**What is being asked**
How many lines of the records below contain the string "NASDAQ"? Reply with the number alone.

**Source material**
▬▬▬▬▬▬

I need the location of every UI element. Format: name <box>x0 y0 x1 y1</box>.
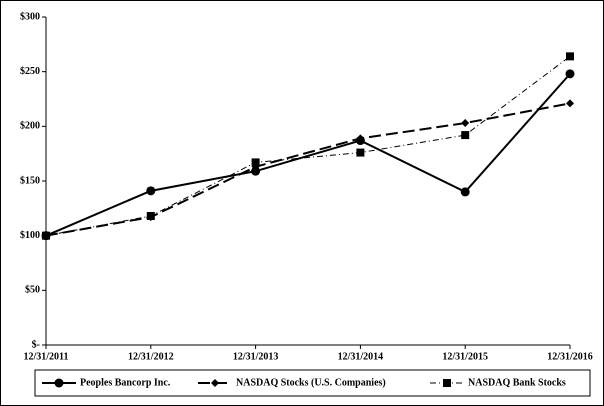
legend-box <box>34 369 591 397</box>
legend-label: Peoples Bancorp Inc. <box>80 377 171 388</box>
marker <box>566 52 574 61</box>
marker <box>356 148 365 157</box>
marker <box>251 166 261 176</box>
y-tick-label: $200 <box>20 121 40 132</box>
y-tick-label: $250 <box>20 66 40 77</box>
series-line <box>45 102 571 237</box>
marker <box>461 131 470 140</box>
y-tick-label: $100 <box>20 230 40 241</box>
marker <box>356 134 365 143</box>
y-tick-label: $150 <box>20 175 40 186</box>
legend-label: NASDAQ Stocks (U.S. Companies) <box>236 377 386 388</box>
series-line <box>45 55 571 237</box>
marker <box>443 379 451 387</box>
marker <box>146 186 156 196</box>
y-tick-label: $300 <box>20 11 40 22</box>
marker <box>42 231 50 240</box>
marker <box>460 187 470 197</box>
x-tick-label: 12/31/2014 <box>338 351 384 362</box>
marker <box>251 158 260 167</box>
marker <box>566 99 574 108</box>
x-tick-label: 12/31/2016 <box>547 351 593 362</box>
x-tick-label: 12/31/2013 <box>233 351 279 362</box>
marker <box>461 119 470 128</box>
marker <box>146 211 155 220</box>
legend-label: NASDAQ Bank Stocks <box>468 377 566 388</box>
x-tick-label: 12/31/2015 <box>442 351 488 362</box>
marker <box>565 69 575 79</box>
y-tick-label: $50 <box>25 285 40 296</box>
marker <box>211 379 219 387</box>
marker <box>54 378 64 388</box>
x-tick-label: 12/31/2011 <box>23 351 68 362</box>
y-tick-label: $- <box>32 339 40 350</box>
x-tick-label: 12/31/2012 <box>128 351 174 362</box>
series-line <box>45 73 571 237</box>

▬▬▬▬▬▬

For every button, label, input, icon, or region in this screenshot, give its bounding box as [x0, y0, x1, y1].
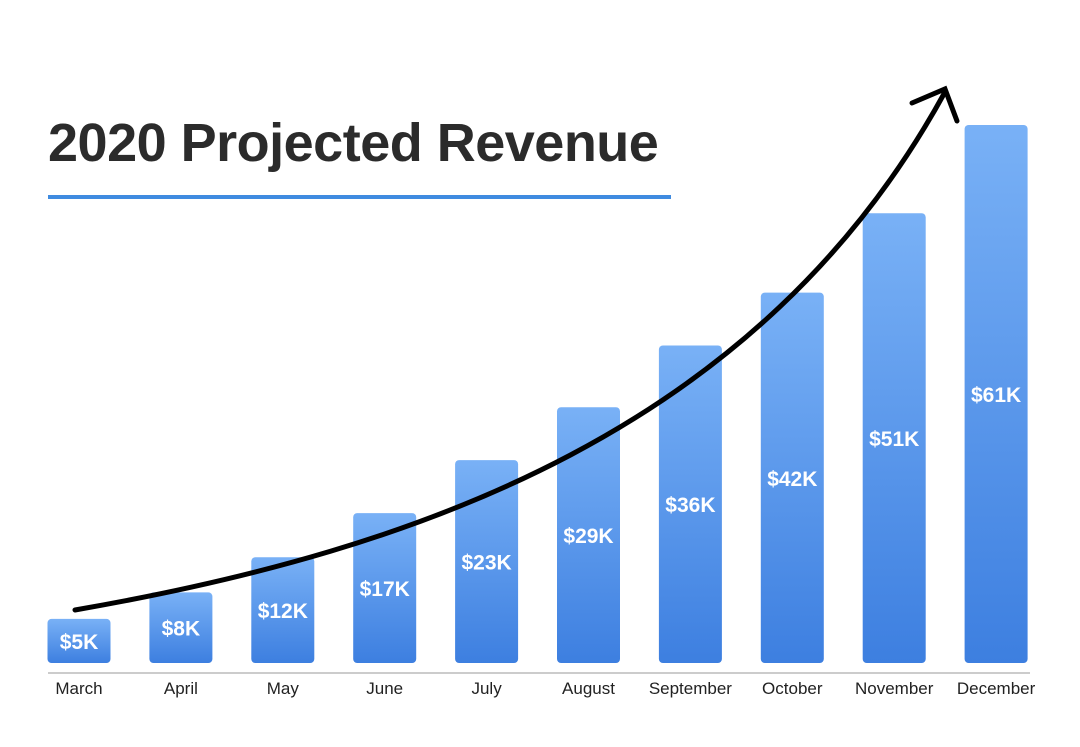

▬▬▬▬▬▬

**Written response**
2